→ **Given instruction**:
Pictures stay out of the copy; restate everything else in the material exactly.

Data records
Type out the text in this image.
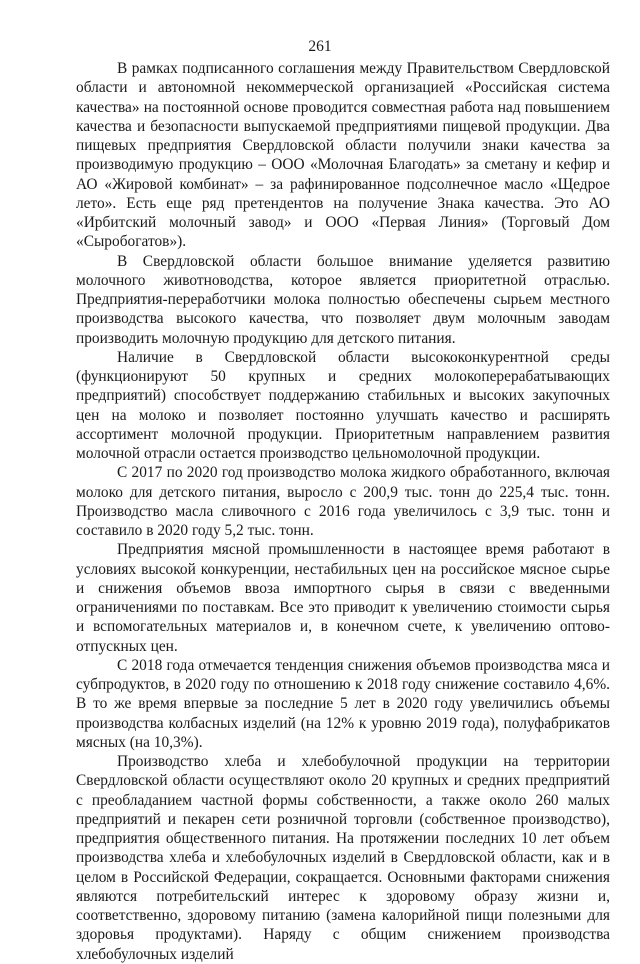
261

В рамках подписанного соглашения между Правительством Свердловской области и автономной некоммерческой организацией «Российская система качества» на постоянной основе проводится совместная работа над повышением качества и безопасности выпускаемой предприятиями пищевой продукции. Два пищевых предприятия Свердловской области получили знаки качества за производимую продукцию – ООО «Молочная Благодать» за сметану и кефир и АО «Жировой комбинат» – за рафинированное подсолнечное масло «Щедрое лето». Есть еще ряд претендентов на получение Знака качества. Это АО «Ирбитский молочный завод» и ООО «Первая Линия» (Торговый Дом «Сыробогатов»).

В Свердловской области большое внимание уделяется развитию молочного животноводства, которое является приоритетной отраслью. Предприятия-переработчики молока полностью обеспечены сырьем местного производства высокого качества, что позволяет двум молочным заводам производить молочную продукцию для детского питания.

Наличие в Свердловской области высококонкурентной среды (функционируют 50 крупных и средних молокоперерабатывающих предприятий) способствует поддержанию стабильных и высоких закупочных цен на молоко и позволяет постоянно улучшать качество и расширять ассортимент молочной продукции. Приоритетным направлением развития молочной отрасли остается производство цельномолочной продукции.

С 2017 по 2020 год производство молока жидкого обработанного, включая молоко для детского питания, выросло с 200,9 тыс. тонн до 225,4 тыс. тонн. Производство масла сливочного с 2016 года увеличилось с 3,9 тыс. тонн и составило в 2020 году 5,2 тыс. тонн.

Предприятия мясной промышленности в настоящее время работают в условиях высокой конкуренции, нестабильных цен на российское мясное сырье и снижения объемов ввоза импортного сырья в связи с введенными ограничениями по поставкам. Все это приводит к увеличению стоимости сырья и вспомогательных материалов и, в конечном счете, к увеличению оптово-отпускных цен.

С 2018 года отмечается тенденция снижения объемов производства мяса и субпродуктов, в 2020 году по отношению к 2018 году снижение составило 4,6%. В то же время впервые за последние 5 лет в 2020 году увеличились объемы производства колбасных изделий (на 12% к уровню 2019 года), полуфабрикатов мясных (на 10,3%).

Производство хлеба и хлебобулочной продукции на территории Свердловской области осуществляют около 20 крупных и средних предприятий с преобладанием частной формы собственности, а также около 260 малых предприятий и пекарен сети розничной торговли (собственное производство), предприятия общественного питания. На протяжении последних 10 лет объем производства хлеба и хлебобулочных изделий в Свердловской области, как и в целом в Российской Федерации, сокращается. Основными факторами снижения являются потребительский интерес к здоровому образу жизни и, соответственно, здоровому питанию (замена калорийной пищи полезными для здоровья продуктами). Наряду с общим снижением производства хлебобулочных изделий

→ **The answer**:
Type out the text in this image.
261

В рамках подписанного соглашения между Правительством Свердловской области и автономной некоммерческой организацией «Российская система качества» на постоянной основе проводится совместная работа над повышением качества и безопасности выпускаемой предприятиями пищевой продукции. Два пищевых предприятия Свердловской области получили знаки качества за производимую продукцию – ООО «Молочная Благодать» за сметану и кефир и АО «Жировой комбинат» – за рафинированное подсолнечное масло «Щедрое лето». Есть еще ряд претендентов на получение Знака качества. Это АО «Ирбитский молочный завод» и ООО «Первая Линия» (Торговый Дом «Сыробогатов»).

В Свердловской области большое внимание уделяется развитию молочного животноводства, которое является приоритетной отраслью. Предприятия-переработчики молока полностью обеспечены сырьем местного производства высокого качества, что позволяет двум молочным заводам производить молочную продукцию для детского питания.

Наличие в Свердловской области высококонкурентной среды (функционируют 50 крупных и средних молокоперерабатывающих предприятий) способствует поддержанию стабильных и высоких закупочных цен на молоко и позволяет постоянно улучшать качество и расширять ассортимент молочной продукции. Приоритетным направлением развития молочной отрасли остается производство цельномолочной продукции.

С 2017 по 2020 год производство молока жидкого обработанного, включая молоко для детского питания, выросло с 200,9 тыс. тонн до 225,4 тыс. тонн. Производство масла сливочного с 2016 года увеличилось с 3,9 тыс. тонн и составило в 2020 году 5,2 тыс. тонн.

Предприятия мясной промышленности в настоящее время работают в условиях высокой конкуренции, нестабильных цен на российское мясное сырье и снижения объемов ввоза импортного сырья в связи с введенными ограничениями по поставкам. Все это приводит к увеличению стоимости сырья и вспомогательных материалов и, в конечном счете, к увеличению оптово-отпускных цен.

С 2018 года отмечается тенденция снижения объемов производства мяса и субпродуктов, в 2020 году по отношению к 2018 году снижение составило 4,6%. В то же время впервые за последние 5 лет в 2020 году увеличились объемы производства колбасных изделий (на 12% к уровню 2019 года), полуфабрикатов мясных (на 10,3%).

Производство хлеба и хлебобулочной продукции на территории Свердловской области осуществляют около 20 крупных и средних предприятий с преобладанием частной формы собственности, а также около 260 малых предприятий и пекарен сети розничной торговли (собственное производство), предприятия общественного питания. На протяжении последних 10 лет объем производства хлеба и хлебобулочных изделий в Свердловской области, как и в целом в Российской Федерации, сокращается. Основными факторами снижения являются потребительский интерес к здоровому образу жизни и, соответственно, здоровому питанию (замена калорийной пищи полезными для здоровья продуктами). Наряду с общим снижением производства хлебобулочных изделий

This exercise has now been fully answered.